• [RECORD SET]:
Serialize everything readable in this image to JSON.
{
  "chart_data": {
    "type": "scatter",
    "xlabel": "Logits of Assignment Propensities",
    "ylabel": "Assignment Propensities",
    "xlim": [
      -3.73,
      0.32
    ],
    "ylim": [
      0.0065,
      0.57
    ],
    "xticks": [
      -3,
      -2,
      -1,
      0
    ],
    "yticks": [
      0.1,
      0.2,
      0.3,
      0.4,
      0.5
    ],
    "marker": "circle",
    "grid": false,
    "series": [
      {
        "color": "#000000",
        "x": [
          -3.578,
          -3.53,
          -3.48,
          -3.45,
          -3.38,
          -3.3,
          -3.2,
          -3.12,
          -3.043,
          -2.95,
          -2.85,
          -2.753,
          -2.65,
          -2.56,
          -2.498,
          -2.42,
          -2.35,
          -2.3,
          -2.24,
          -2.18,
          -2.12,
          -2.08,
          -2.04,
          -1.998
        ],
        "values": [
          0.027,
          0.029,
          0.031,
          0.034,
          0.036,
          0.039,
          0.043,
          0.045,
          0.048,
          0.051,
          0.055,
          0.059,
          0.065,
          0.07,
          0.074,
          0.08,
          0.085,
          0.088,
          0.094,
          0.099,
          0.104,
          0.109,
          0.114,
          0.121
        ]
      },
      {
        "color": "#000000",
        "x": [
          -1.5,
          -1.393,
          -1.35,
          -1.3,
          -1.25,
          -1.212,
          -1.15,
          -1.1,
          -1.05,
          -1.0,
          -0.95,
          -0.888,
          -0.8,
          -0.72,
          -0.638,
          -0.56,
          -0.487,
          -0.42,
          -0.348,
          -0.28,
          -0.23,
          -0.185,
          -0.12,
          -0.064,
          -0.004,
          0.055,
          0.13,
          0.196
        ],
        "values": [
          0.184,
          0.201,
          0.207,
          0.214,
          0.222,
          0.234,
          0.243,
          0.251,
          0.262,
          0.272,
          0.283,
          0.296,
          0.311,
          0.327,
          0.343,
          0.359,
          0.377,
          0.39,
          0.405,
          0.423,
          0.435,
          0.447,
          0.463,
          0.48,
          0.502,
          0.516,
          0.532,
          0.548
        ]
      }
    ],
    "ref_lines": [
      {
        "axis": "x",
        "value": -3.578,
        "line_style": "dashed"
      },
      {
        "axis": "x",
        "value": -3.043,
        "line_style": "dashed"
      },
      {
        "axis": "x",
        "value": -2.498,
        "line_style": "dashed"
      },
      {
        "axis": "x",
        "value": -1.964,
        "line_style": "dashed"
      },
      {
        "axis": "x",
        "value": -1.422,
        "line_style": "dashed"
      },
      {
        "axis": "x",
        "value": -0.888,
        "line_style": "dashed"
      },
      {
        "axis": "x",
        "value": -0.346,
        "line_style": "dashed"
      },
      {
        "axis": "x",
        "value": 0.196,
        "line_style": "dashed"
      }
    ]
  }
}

• [WRITTEN REQUEST]:
Copy out the material above in its entirety. Every detail must match.

• [TASK RESPONSE]:
Serialize everything readable in this image to JSON.
{
  "chart_data": {
    "type": "scatter",
    "xlabel": "Logits of Assignment Propensities",
    "ylabel": "Assignment Propensities",
    "xlim": [
      -3.73,
      0.32
    ],
    "ylim": [
      0.0065,
      0.57
    ],
    "xticks": [
      -3,
      -2,
      -1,
      0
    ],
    "yticks": [
      0.1,
      0.2,
      0.3,
      0.4,
      0.5
    ],
    "marker": "circle",
    "grid": false,
    "series": [
      {
        "color": "#000000",
        "x": [
          -3.578,
          -3.53,
          -3.48,
          -3.45,
          -3.38,
          -3.3,
          -3.2,
          -3.12,
          -3.043,
          -2.95,
          -2.85,
          -2.753,
          -2.65,
          -2.56,
          -2.498,
          -2.42,
          -2.35,
          -2.3,
          -2.24,
          -2.18,
          -2.12,
          -2.08,
          -2.04,
          -1.998
        ],
        "values": [
          0.027,
          0.029,
          0.031,
          0.034,
          0.036,
          0.039,
          0.043,
          0.045,
          0.048,
          0.051,
          0.055,
          0.059,
          0.065,
          0.07,
          0.074,
          0.08,
          0.085,
          0.088,
          0.094,
          0.099,
          0.104,
          0.109,
          0.114,
          0.121
        ]
      },
      {
        "color": "#000000",
        "x": [
          -1.5,
          -1.393,
          -1.35,
          -1.3,
          -1.25,
          -1.212,
          -1.15,
          -1.1,
          -1.05,
          -1.0,
          -0.95,
          -0.888,
          -0.8,
          -0.72,
          -0.638,
          -0.56,
          -0.487,
          -0.42,
          -0.348,
          -0.28,
          -0.23,
          -0.185,
          -0.12,
          -0.064,
          -0.004,
          0.055,
          0.13,
          0.196
        ],
        "values": [
          0.184,
          0.201,
          0.207,
          0.214,
          0.222,
          0.234,
          0.243,
          0.251,
          0.262,
          0.272,
          0.283,
          0.296,
          0.311,
          0.327,
          0.343,
          0.359,
          0.377,
          0.39,
          0.405,
          0.423,
          0.435,
          0.447,
          0.463,
          0.48,
          0.502,
          0.516,
          0.532,
          0.548
        ]
      }
    ],
    "ref_lines": [
      {
        "axis": "x",
        "value": -3.578,
        "line_style": "dashed"
      },
      {
        "axis": "x",
        "value": -3.043,
        "line_style": "dashed"
      },
      {
        "axis": "x",
        "value": -2.498,
        "line_style": "dashed"
      },
      {
        "axis": "x",
        "value": -1.964,
        "line_style": "dashed"
      },
      {
        "axis": "x",
        "value": -1.422,
        "line_style": "dashed"
      },
      {
        "axis": "x",
        "value": -0.888,
        "line_style": "dashed"
      },
      {
        "axis": "x",
        "value": -0.346,
        "line_style": "dashed"
      },
      {
        "axis": "x",
        "value": 0.196,
        "line_style": "dashed"
      }
    ]
  }
}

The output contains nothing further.